→ TASK TO COMPLETE
Report, word for word, every line of the material that contains "Harold".

→ STORED DATA
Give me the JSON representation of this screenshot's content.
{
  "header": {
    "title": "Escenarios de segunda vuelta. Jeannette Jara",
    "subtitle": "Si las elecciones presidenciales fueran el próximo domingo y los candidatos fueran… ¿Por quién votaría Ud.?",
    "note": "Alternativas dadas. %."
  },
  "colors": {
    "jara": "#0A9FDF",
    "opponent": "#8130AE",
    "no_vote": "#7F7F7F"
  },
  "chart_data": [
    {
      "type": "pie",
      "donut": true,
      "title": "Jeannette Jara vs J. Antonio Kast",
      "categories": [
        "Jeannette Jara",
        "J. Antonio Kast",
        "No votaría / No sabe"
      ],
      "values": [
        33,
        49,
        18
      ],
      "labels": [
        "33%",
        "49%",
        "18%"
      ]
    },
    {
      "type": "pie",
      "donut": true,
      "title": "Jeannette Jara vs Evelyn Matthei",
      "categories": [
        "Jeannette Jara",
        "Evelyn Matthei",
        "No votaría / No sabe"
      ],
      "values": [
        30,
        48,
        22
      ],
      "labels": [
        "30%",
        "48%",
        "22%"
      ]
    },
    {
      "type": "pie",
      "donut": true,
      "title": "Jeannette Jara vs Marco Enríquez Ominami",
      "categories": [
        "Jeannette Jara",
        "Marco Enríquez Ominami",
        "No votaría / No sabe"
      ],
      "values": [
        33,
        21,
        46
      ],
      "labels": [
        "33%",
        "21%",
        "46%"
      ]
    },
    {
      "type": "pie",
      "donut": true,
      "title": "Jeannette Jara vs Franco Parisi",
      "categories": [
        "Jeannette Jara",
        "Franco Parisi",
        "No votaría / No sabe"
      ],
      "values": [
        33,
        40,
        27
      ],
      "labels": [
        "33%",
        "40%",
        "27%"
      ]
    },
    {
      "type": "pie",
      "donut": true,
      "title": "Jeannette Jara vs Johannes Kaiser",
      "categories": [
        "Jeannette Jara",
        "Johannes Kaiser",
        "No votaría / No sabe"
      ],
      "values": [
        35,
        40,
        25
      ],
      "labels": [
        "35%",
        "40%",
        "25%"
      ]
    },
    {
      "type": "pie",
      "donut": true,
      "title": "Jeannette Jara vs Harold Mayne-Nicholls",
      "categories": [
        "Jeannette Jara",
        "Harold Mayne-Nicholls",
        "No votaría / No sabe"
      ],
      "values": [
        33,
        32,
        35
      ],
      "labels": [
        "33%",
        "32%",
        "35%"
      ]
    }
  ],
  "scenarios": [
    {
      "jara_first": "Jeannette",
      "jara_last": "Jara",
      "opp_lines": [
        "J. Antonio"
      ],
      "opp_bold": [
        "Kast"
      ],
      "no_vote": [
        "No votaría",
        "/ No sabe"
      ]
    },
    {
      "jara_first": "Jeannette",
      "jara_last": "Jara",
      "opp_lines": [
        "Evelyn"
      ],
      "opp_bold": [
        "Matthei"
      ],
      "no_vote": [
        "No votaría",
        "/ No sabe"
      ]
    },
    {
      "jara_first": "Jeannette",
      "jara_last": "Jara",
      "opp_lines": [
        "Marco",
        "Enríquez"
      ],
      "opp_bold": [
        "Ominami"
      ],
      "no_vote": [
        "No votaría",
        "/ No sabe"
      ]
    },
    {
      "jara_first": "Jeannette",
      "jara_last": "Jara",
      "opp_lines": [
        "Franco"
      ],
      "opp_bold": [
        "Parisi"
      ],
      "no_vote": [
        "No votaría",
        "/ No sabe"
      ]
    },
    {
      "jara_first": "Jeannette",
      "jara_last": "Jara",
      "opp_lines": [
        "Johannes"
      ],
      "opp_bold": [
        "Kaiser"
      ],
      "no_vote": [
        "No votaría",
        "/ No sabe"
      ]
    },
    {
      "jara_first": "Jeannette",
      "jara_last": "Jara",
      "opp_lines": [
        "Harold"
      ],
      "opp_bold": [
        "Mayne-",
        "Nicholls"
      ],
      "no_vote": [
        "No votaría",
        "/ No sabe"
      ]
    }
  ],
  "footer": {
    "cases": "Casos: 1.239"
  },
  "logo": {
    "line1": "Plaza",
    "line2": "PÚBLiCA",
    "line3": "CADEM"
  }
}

→ EXPECTED OUTPUT
      "title": "Jeannette Jara vs Harold Mayne-Nicholls",
        "Harold Mayne-Nicholls",
        "Harold"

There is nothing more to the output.